## Data lines
+++
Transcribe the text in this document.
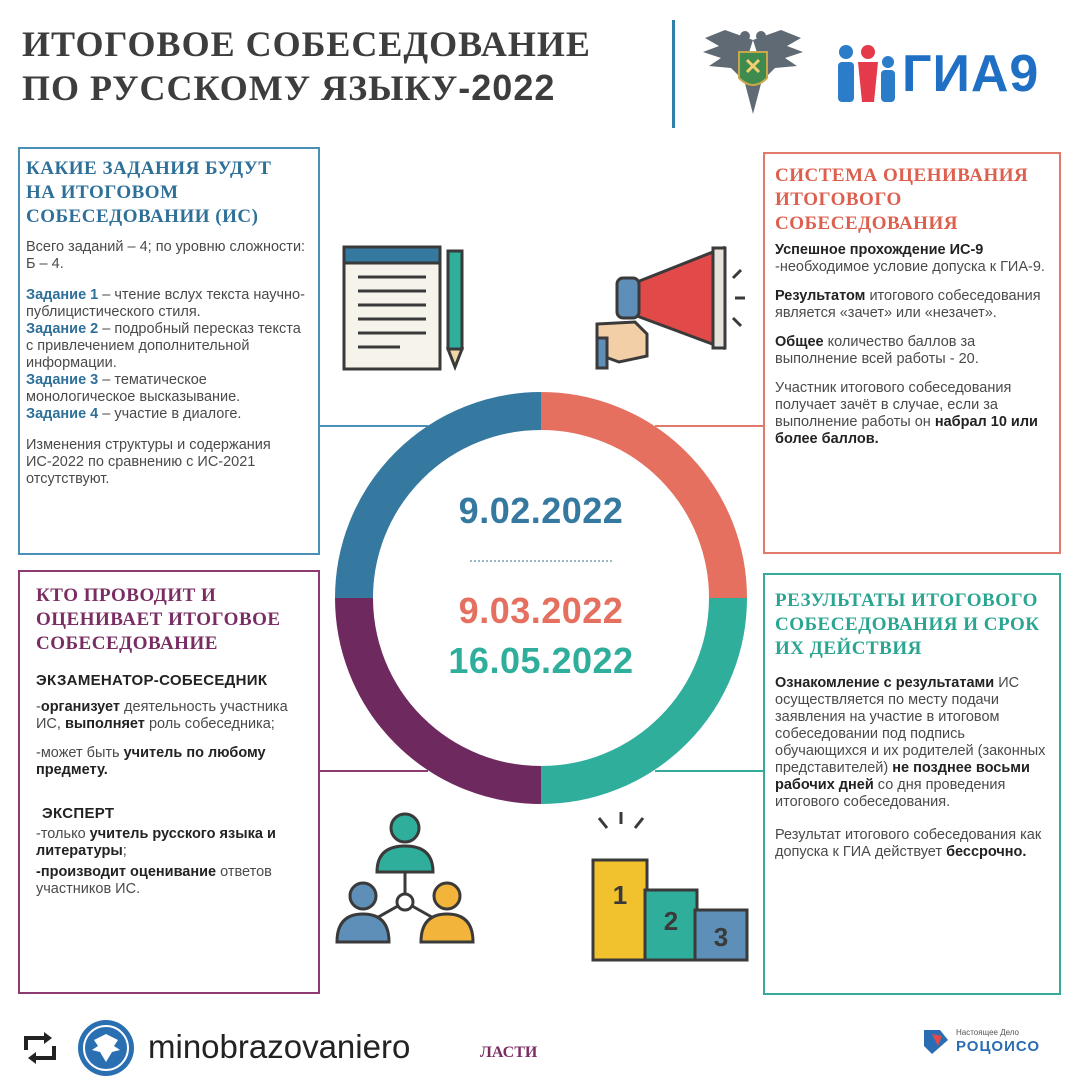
ИТОГОВОЕ СОБЕСЕДОВАНИЕ
ПО РУССКОМУ ЯЗЫКУ-2022	ГИА9
9.02.2022
9.03.2022
16.05.2022
КАКИЕ ЗАДАНИЯ БУДУТ НА ИТОГОВОМ СОБЕСЕДОВАНИИ (ИС)
Всего заданий – 4; по уровню сложности: Б – 4.
Задание 1 – чтение вслух текста научно-публицистического стиля.
Задание 2 – подробный пересказ текста с привлечением дополнительной информации.
Задание 3 – тематическое монологическое высказывание.
Задание 4 – участие в диалоге.
Изменения структуры и содержания ИС-2022 по сравнению с ИС-2021 отсутствуют.
СИСТЕМА ОЦЕНИВАНИЯ ИТОГОВОГО СОБЕСЕДОВАНИЯ
Успешное прохождение ИС-9 -необходимое условие допуска к ГИА-9.
Результатом итогового собеседования является «зачет» или «незачет».
Общее количество баллов за выполнение всей работы - 20.
Участник итогового собеседования получает зачёт в случае, если за выполнение работы он набрал 10 или более баллов.
КТО ПРОВОДИТ И ОЦЕНИВАЕТ ИТОГОВОЕ СОБЕСЕДОВАНИЕ
ЭКЗАМЕНАТОР-СОБЕСЕДНИК
-организует деятельность участника ИС, выполняет роль собеседника;
-может быть учитель по любому предмету.
ЭКСПЕРТ
-только учитель русского языка и литературы;
-производит оценивание ответов участников ИС.
РЕЗУЛЬТАТЫ ИТОГОВОГО СОБЕСЕДОВАНИЯ И СРОК ИХ ДЕЙСТВИЯ
Ознакомление с результатами ИС осуществляется по месту подачи заявления на участие в итоговом собеседовании под подпись обучающихся и их родителей (законных представителей) не позднее восьми рабочих дней со дня проведения итогового собеседования.
Результат итогового собеседования как допуска к ГИА действует бессрочно.
1
2
3
minobrazovaniero	ЛАСТИ
Настоящее Дело
РОЦОИСО
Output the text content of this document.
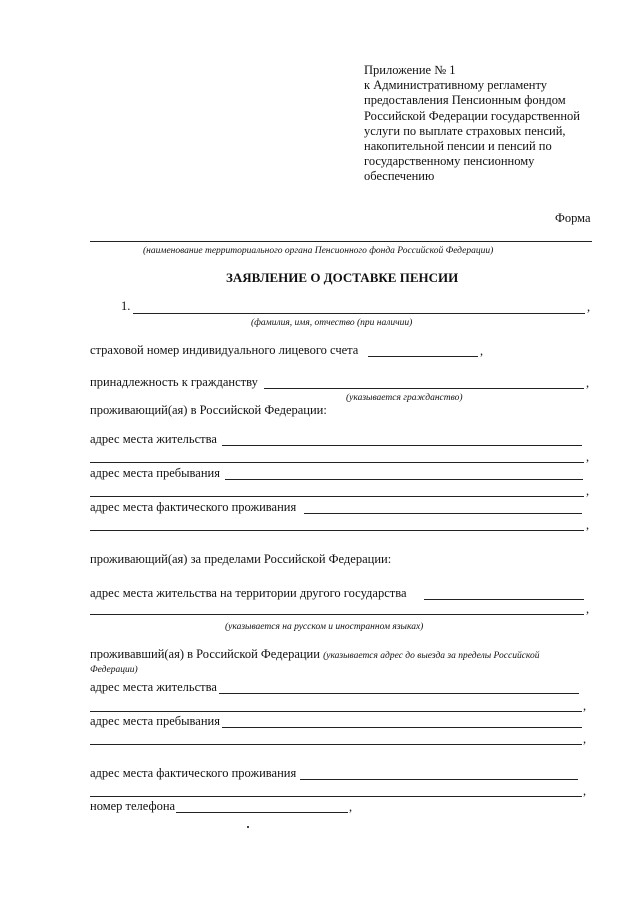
Приложение № 1
к Административному регламенту
предоставления Пенсионным фондом
Российской Федерации государственной
услуги по выплате страховых пенсий,
накопительной пенсии и пенсий по
государственному пенсионному
обеспечению
Форма
(наименование территориального органа Пенсионного фонда Российской Федерации)
ЗАЯВЛЕНИЕ О ДОСТАВКЕ ПЕНСИИ
1.	,
(фамилия, имя, отчество (при наличии)
страховой номер индивидуального лицевого счета	,
принадлежность к гражданству	,
(указывается гражданство)
проживающий(ая) в Российской Федерации:
адрес места жительства
,
адрес места пребывания
,
адрес места фактического проживания
,
проживающий(ая) за пределами Российской Федерации:
адрес места жительства на территории другого государства
,
(указывается на русском и иностранном языках)
проживавший(ая) в Российской Федерации (указывается адрес до выезда за пределы Российской
Федерации)
адрес места жительства
,
адрес места пребывания
,
адрес места фактического проживания
,
номер телефона	,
+++
Copy out every line that includes the word "номер".

## Finished task
страховой номер индивидуального лицевого счета	,
номер телефона	,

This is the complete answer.